TEXTO
********************
Sr. Presidente, o MST perdeu totalmente o foco. Não existe mais foco. Sua antiga causa, sua causa no verbo, na palavra, não coincide com suas operações, que são totalmente divergentes, e o Governo brasileiro não está vendo isso. Quem quer terra não invade prédio público; quem quer terra não invade empresas importantes, como tem acontecido no Brasil, como se houvesse um movimento contra o progresso, como se esse movimento muito mais indicasse um desejo contra o desenvolvimento. Isso ocorre não só no campo, não só na zona rural, pois o MST se estende para as cidades e cria também os sem-teto nos centros urbanos, invadindo terrenos e agredindo brutalmente o direito de propriedade no Brasil.

Senadoras e Senadores, a Ouvidoria do Incra, a Ouvidoria Agrária Nacional, do Ministério do Desenvolvimento Agrário (MDA), fez uma reunião com representantes dos policiais militares de todo o Brasil e determinou regras para a reintegração de posse. A Ouvidoria do Incra, do MDA, está querendo dar aula à Polícia Militar sobre como fazer uma reintegração de posse. Está publicado no dia 28 de fevereiro esse parecer da Ouvidoria Agrária, que, com as recomendações dadas às Polícias Militares de todos os Estados, praticamente impede a reintegração de posse. Anular-se-á o mandado judicial de reintegração de posse, se as Polícias Militares cumprirem esse parecer da Ouvidoria Agrária, do MDA.

Sr. Presidente, esse parecer atenta diretamente contra o direito de propriedade e contra a democracia. Sinto - e todo o Brasil hoje tem tal lucidez - que essa organização, o MST, e todos os invasores de terra são uma organização política que quer implantar um socialismo autoritário; que quer transformar o País em Cuba ou na Venezuela; que pretende, em todos os momentos, relativizar o direito de propriedade.

O direito de propriedade não pode ser relativizado, o direito de propriedade é um dos pilares mais importantes dos países que se desenvolveram. Quando eu digo o direito de propriedade, não é apenas o direito da terra, mas é o direito da sua casa, é o direito do seu carro, é o direito dos seus contratos, é o direito dos compromissos cumpridos, é o direito trabalhista.
********************
O QUE FAZER
Retome o discurso sobre o MST e o direito de propriedade e continue-o a partir da última frase.

DADOS FORNECIDOS
********************
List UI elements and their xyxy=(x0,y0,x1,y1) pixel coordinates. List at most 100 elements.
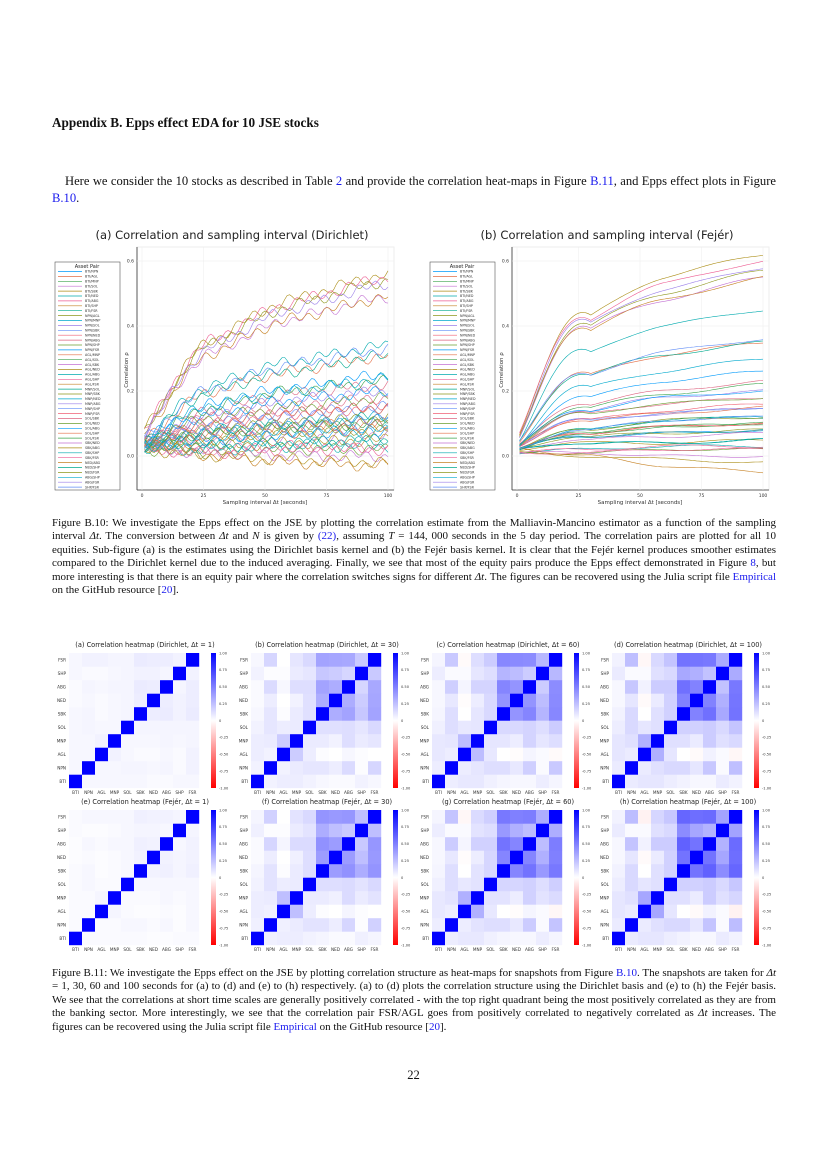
********************
RESPOSTA
Tudo isso é segurança jurídica, Sr. Presidente. Tudo isso são direitos que têm que ser cumpridos neste País. Se nós não respeitarmos esses direitos, nós estaremos fadados... Se nós abandonarmos uma cláusula pétrea da Constituição Federal, nós estaremos fadados a ser um País continuamente em desenvolvimento.

Perdeu o foco o MST. As suas causas não são mais as mesmas, porque a sua prática é outra. Por que fazer isso com a Vale do Rio Doce? Uma empresa importante para o desenvolvimento e o crescimento do País. Por que invadir a Aracruz Celulose? Por invadir a Monsanto? Por que invadir a Syngenta? O que essas empresas têm a ver com a política do Governo de reforma agrária? Elas não são responsáveis por promessas feitas pelo Governo e não ter cumprido por, simplesmente, não ter caixa, não ter tesouro para fazer o tanto de assentamentos que foi prometido nas campanhas anteriores.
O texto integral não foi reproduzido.